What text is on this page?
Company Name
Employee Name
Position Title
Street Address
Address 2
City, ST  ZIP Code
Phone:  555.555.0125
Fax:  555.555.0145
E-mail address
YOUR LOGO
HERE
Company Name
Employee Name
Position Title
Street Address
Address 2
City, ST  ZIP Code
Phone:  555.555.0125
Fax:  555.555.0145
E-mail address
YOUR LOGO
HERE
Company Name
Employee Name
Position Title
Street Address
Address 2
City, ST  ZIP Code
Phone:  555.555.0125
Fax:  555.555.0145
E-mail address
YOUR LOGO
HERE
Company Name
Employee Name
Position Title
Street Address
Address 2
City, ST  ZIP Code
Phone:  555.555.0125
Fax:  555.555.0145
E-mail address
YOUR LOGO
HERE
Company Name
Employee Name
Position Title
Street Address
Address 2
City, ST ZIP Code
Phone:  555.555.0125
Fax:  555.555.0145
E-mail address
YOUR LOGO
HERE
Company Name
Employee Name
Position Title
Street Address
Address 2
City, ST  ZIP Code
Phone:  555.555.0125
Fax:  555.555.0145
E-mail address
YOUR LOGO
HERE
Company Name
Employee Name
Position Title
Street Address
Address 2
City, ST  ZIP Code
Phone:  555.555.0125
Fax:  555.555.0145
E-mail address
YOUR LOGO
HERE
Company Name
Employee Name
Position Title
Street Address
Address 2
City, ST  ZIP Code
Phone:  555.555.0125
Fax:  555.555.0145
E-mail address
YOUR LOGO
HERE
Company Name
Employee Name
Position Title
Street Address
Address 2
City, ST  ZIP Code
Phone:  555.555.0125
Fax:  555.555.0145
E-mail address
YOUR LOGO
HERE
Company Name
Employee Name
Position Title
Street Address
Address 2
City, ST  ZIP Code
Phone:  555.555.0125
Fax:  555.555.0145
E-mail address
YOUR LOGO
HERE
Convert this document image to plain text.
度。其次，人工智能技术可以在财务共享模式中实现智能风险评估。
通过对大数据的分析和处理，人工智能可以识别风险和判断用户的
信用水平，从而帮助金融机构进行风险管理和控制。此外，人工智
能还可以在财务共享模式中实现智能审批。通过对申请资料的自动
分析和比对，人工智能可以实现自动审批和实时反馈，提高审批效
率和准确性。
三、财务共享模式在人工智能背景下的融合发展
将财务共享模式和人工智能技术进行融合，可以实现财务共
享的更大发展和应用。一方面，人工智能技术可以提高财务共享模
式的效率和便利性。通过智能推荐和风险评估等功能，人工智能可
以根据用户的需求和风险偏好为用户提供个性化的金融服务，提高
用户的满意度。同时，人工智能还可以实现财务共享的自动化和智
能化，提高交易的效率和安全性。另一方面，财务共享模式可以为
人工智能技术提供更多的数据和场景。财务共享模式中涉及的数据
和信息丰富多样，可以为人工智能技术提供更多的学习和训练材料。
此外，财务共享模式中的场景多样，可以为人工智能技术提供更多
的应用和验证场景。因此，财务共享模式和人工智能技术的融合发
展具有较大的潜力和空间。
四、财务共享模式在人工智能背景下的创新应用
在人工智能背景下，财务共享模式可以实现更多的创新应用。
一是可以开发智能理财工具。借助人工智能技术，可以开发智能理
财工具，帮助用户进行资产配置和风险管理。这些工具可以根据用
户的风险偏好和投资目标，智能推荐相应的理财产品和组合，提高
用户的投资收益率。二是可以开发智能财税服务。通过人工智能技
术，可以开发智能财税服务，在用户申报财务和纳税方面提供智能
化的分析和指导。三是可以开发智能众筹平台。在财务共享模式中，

=======

* _Given exercise_
Repeat every entry exactly as written above.

* _Solved problem_
What text is on this page?
Company Name
Employee Name
Position Title
Street Address
Address 2
City, ST  ZIP Code
Phone:  555.555.0125
Fax:  555.555.0145
E-mail address
YOUR LOGO
HERE
Company Name
Employee Name
Position Title
Street Address
Address 2
City, ST  ZIP Code
Phone:  555.555.0125
Fax:  555.555.0145
E-mail address
YOUR LOGO
HERE
Company Name
Employee Name
Position Title
Street Address
Address 2
City, ST  ZIP Code
Phone:  555.555.0125
Fax:  555.555.0145
E-mail address
YOUR LOGO
HERE
Company Name
Employee Name
Position Title
Street Address
Address 2
City, ST  ZIP Code
Phone:  555.555.0125
Fax:  555.555.0145
E-mail address
YOUR LOGO
HERE
Company Name
Employee Name
Position Title
Street Address
Address 2
City, ST ZIP Code
Phone:  555.555.0125
Fax:  555.555.0145
E-mail address
YOUR LOGO
HERE
Company Name
Employee Name
Position Title
Street Address
Address 2
City, ST  ZIP Code
Phone:  555.555.0125
Fax:  555.555.0145
E-mail address
YOUR LOGO
HERE
Company Name
Employee Name
Position Title
Street Address
Address 2
City, ST  ZIP Code
Phone:  555.555.0125
Fax:  555.555.0145
E-mail address
YOUR LOGO
HERE
Company Name
Employee Name
Position Title
Street Address
Address 2
City, ST  ZIP Code
Phone:  555.555.0125
Fax:  555.555.0145
E-mail address
YOUR LOGO
HERE
Company Name
Employee Name
Position Title
Street Address
Address 2
City, ST  ZIP Code
Phone:  555.555.0125
Fax:  555.555.0145
E-mail address
YOUR LOGO
HERE
Company Name
Employee Name
Position Title
Street Address
Address 2
City, ST  ZIP Code
Phone:  555.555.0125
Fax:  555.555.0145
E-mail address
YOUR LOGO
HERE
Convert this document image to plain text.
度。其次，人工智能技术可以在财务共享模式中实现智能风险评估。
通过对大数据的分析和处理，人工智能可以识别风险和判断用户的
信用水平，从而帮助金融机构进行风险管理和控制。此外，人工智
能还可以在财务共享模式中实现智能审批。通过对申请资料的自动
分析和比对，人工智能可以实现自动审批和实时反馈，提高审批效
率和准确性。
三、财务共享模式在人工智能背景下的融合发展
将财务共享模式和人工智能技术进行融合，可以实现财务共
享的更大发展和应用。一方面，人工智能技术可以提高财务共享模
式的效率和便利性。通过智能推荐和风险评估等功能，人工智能可
以根据用户的需求和风险偏好为用户提供个性化的金融服务，提高
用户的满意度。同时，人工智能还可以实现财务共享的自动化和智
能化，提高交易的效率和安全性。另一方面，财务共享模式可以为
人工智能技术提供更多的数据和场景。财务共享模式中涉及的数据
和信息丰富多样，可以为人工智能技术提供更多的学习和训练材料。
此外，财务共享模式中的场景多样，可以为人工智能技术提供更多
的应用和验证场景。因此，财务共享模式和人工智能技术的融合发
展具有较大的潜力和空间。
四、财务共享模式在人工智能背景下的创新应用
在人工智能背景下，财务共享模式可以实现更多的创新应用。
一是可以开发智能理财工具。借助人工智能技术，可以开发智能理
财工具，帮助用户进行资产配置和风险管理。这些工具可以根据用
户的风险偏好和投资目标，智能推荐相应的理财产品和组合，提高
用户的投资收益率。二是可以开发智能财税服务。通过人工智能技
术，可以开发智能财税服务，在用户申报财务和纳税方面提供智能
化的分析和指导。三是可以开发智能众筹平台。在财务共享模式中，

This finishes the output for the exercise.